#### SUPPLIED ENTRIES ####

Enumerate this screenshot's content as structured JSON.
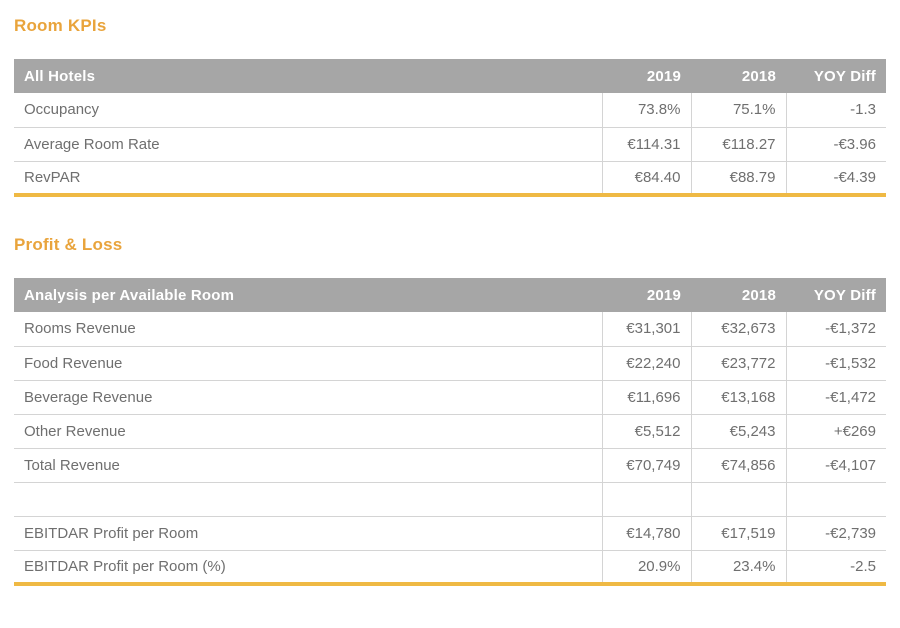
{
  "colors": {
    "accent_title": "#E9A43C",
    "accent_bottom_border": "#EFB944",
    "table_header_bg": "#A6A6A6",
    "table_header_text": "#FFFFFF",
    "body_text": "#6F6F6F",
    "grid_line": "#D4D4D4",
    "page_bg": "#FFFFFF"
  },
  "sections": [
    {
      "title": "Room KPIs",
      "table": {
        "header": {
          "label": "All Hotels",
          "columns": [
            "2019",
            "2018",
            "YOY Diff"
          ]
        },
        "rows": [
          {
            "label": "Occupancy",
            "values": [
              "73.8%",
              "75.1%",
              "-1.3"
            ]
          },
          {
            "label": "Average Room Rate",
            "values": [
              "€114.31",
              "€118.27",
              "-€3.96"
            ]
          },
          {
            "label": "RevPAR",
            "values": [
              "€84.40",
              "€88.79",
              "-€4.39"
            ]
          }
        ]
      }
    },
    {
      "title": "Profit & Loss",
      "table": {
        "header": {
          "label": "Analysis per Available Room",
          "columns": [
            "2019",
            "2018",
            "YOY Diff"
          ]
        },
        "rows": [
          {
            "label": "Rooms Revenue",
            "values": [
              "€31,301",
              "€32,673",
              "-€1,372"
            ]
          },
          {
            "label": "Food Revenue",
            "values": [
              "€22,240",
              "€23,772",
              "-€1,532"
            ]
          },
          {
            "label": "Beverage Revenue",
            "values": [
              "€11,696",
              "€13,168",
              "-€1,472"
            ]
          },
          {
            "label": "Other Revenue",
            "values": [
              "€5,512",
              "€5,243",
              "+€269"
            ]
          },
          {
            "label": "Total Revenue",
            "values": [
              "€70,749",
              "€74,856",
              "-€4,107"
            ]
          },
          {
            "label": "",
            "values": [
              "",
              "",
              ""
            ]
          },
          {
            "label": "EBITDAR Profit per Room",
            "values": [
              "€14,780",
              "€17,519",
              "-€2,739"
            ]
          },
          {
            "label": "EBITDAR Profit per Room (%)",
            "values": [
              "20.9%",
              "23.4%",
              "-2.5"
            ]
          }
        ]
      }
    }
  ]
}
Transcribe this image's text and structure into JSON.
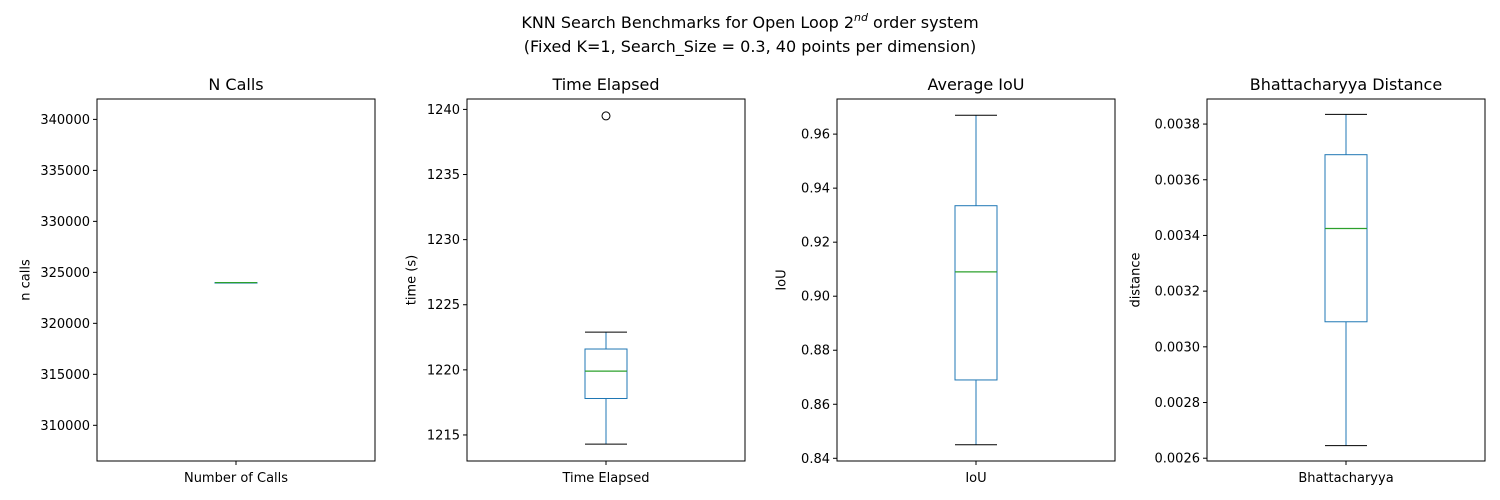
{
  "figure": {
    "title_line1_prefix": "KNN Search Benchmarks for Open Loop 2",
    "title_line1_sup": "nd",
    "title_line1_suffix": " order system",
    "title_line2": "(Fixed K=1, Search_Size = 0.3, 40 points per dimension)"
  },
  "colors": {
    "box": "#1f77b4",
    "median": "#2ca02c",
    "whisker": "#1f77b4",
    "cap": "#000000",
    "flier": "#000000",
    "frame": "#000000"
  },
  "chart_data": [
    {
      "type": "box",
      "title": "N Calls",
      "ylabel": "n calls",
      "category": "Number of Calls",
      "ylim": [
        306500,
        342000
      ],
      "yticks": [
        310000,
        315000,
        320000,
        325000,
        330000,
        335000,
        340000
      ],
      "ytick_labels": [
        "310000",
        "315000",
        "320000",
        "325000",
        "330000",
        "335000",
        "340000"
      ],
      "stats": {
        "whislo": 324000,
        "q1": 324000,
        "med": 324000,
        "q3": 324000,
        "whishi": 324000
      },
      "fliers": []
    },
    {
      "type": "box",
      "title": "Time Elapsed",
      "ylabel": "time (s)",
      "category": "Time Elapsed",
      "ylim": [
        1213,
        1240.8
      ],
      "yticks": [
        1215,
        1220,
        1225,
        1230,
        1235,
        1240
      ],
      "ytick_labels": [
        "1215",
        "1220",
        "1225",
        "1230",
        "1235",
        "1240"
      ],
      "stats": {
        "whislo": 1214.3,
        "q1": 1217.8,
        "med": 1219.9,
        "q3": 1221.6,
        "whishi": 1222.9
      },
      "fliers": [
        1239.5
      ]
    },
    {
      "type": "box",
      "title": "Average IoU",
      "ylabel": "IoU",
      "category": "IoU",
      "ylim": [
        0.839,
        0.973
      ],
      "yticks": [
        0.84,
        0.86,
        0.88,
        0.9,
        0.92,
        0.94,
        0.96
      ],
      "ytick_labels": [
        "0.84",
        "0.86",
        "0.88",
        "0.90",
        "0.92",
        "0.94",
        "0.96"
      ],
      "stats": {
        "whislo": 0.845,
        "q1": 0.869,
        "med": 0.909,
        "q3": 0.9335,
        "whishi": 0.967
      },
      "fliers": []
    },
    {
      "type": "box",
      "title": "Bhattacharyya Distance",
      "ylabel": "distance",
      "category": "Bhattacharyya",
      "ylim": [
        0.00259,
        0.00389
      ],
      "yticks": [
        0.0026,
        0.0028,
        0.003,
        0.0032,
        0.0034,
        0.0036,
        0.0038
      ],
      "ytick_labels": [
        "0.0026",
        "0.0028",
        "0.0030",
        "0.0032",
        "0.0034",
        "0.0036",
        "0.0038"
      ],
      "stats": {
        "whislo": 0.002645,
        "q1": 0.00309,
        "med": 0.003425,
        "q3": 0.00369,
        "whishi": 0.003835
      },
      "fliers": []
    }
  ]
}
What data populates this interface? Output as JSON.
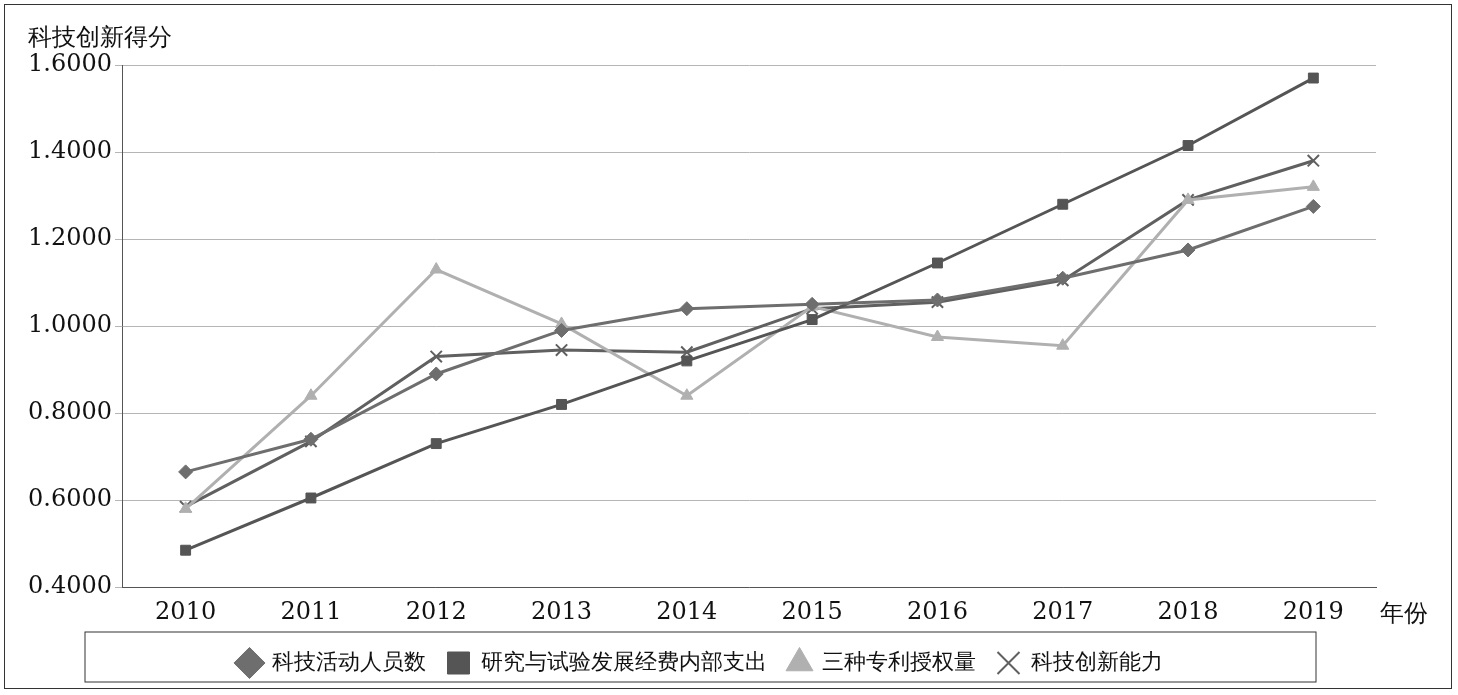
{
  "chart_data": {
    "type": "line",
    "y_label": "科技创新得分",
    "x_label": "年份",
    "categories": [
      "2010",
      "2011",
      "2012",
      "2013",
      "2014",
      "2015",
      "2016",
      "2017",
      "2018",
      "2019"
    ],
    "series": [
      {
        "name": "科技活动人员数",
        "color": "#6e6e6e",
        "marker": "diamond",
        "values": [
          0.665,
          0.74,
          0.89,
          0.99,
          1.04,
          1.05,
          1.06,
          1.11,
          1.175,
          1.275
        ]
      },
      {
        "name": "研究与试验发展经费内部支出",
        "color": "#555555",
        "marker": "square",
        "values": [
          0.485,
          0.605,
          0.73,
          0.82,
          0.92,
          1.015,
          1.145,
          1.28,
          1.415,
          1.57
        ]
      },
      {
        "name": "三种专利授权量",
        "color": "#b0b0b0",
        "marker": "triangle",
        "values": [
          0.58,
          0.84,
          1.13,
          1.005,
          0.84,
          1.045,
          0.975,
          0.955,
          1.29,
          1.32
        ]
      },
      {
        "name": "科技创新能力",
        "color": "#606060",
        "marker": "cross",
        "values": [
          0.585,
          0.735,
          0.93,
          0.945,
          0.94,
          1.04,
          1.055,
          1.105,
          1.29,
          1.38
        ]
      }
    ],
    "ylim": [
      0.4,
      1.6
    ],
    "yticks": [
      {
        "value": 0.4,
        "label": "0.4000"
      },
      {
        "value": 0.6,
        "label": "0.6000"
      },
      {
        "value": 0.8,
        "label": "0.8000"
      },
      {
        "value": 1.0,
        "label": "1.0000"
      },
      {
        "value": 1.2,
        "label": "1.2000"
      },
      {
        "value": 1.4,
        "label": "1.4000"
      },
      {
        "value": 1.6,
        "label": "1.6000"
      }
    ],
    "grid": true,
    "legend": "bottom"
  }
}
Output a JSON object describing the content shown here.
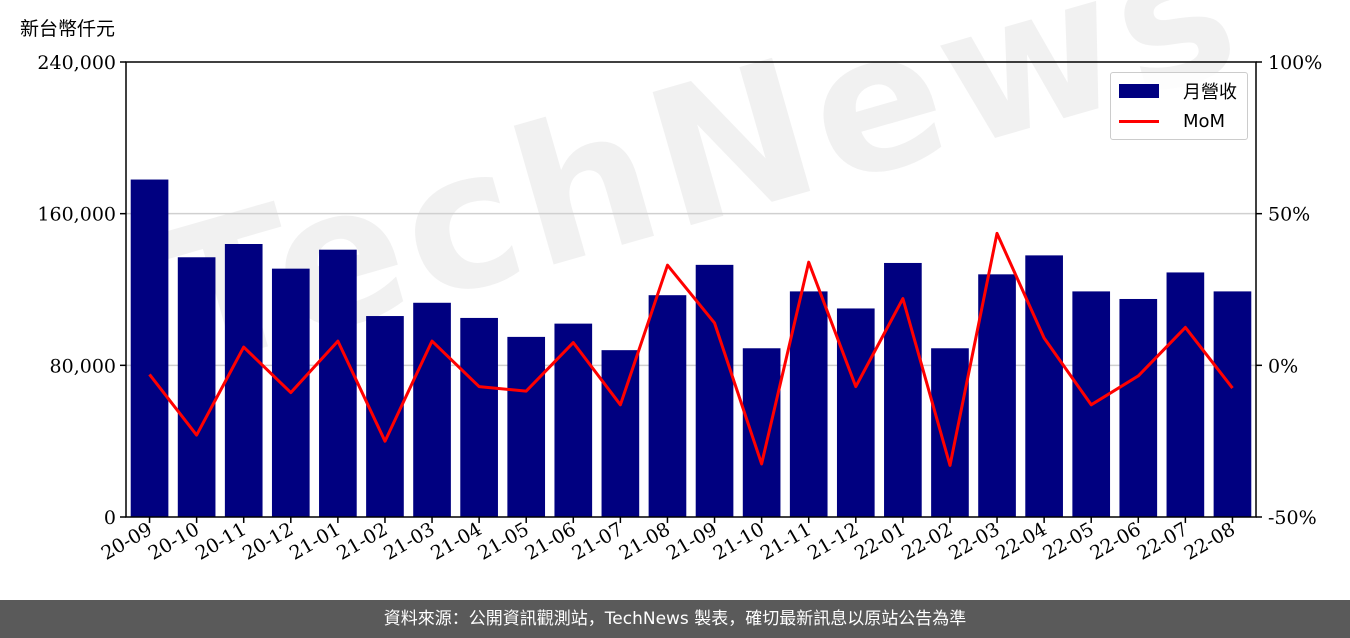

####

= WHAT THE EXERCISE ASKS =
Find the lines above holding the word "Bhattacharyya" and show them.

= ANSWER TO THE EXERCISE =
      "title": "Bhattacharyya Distance",
      "category": "Bhattacharyya",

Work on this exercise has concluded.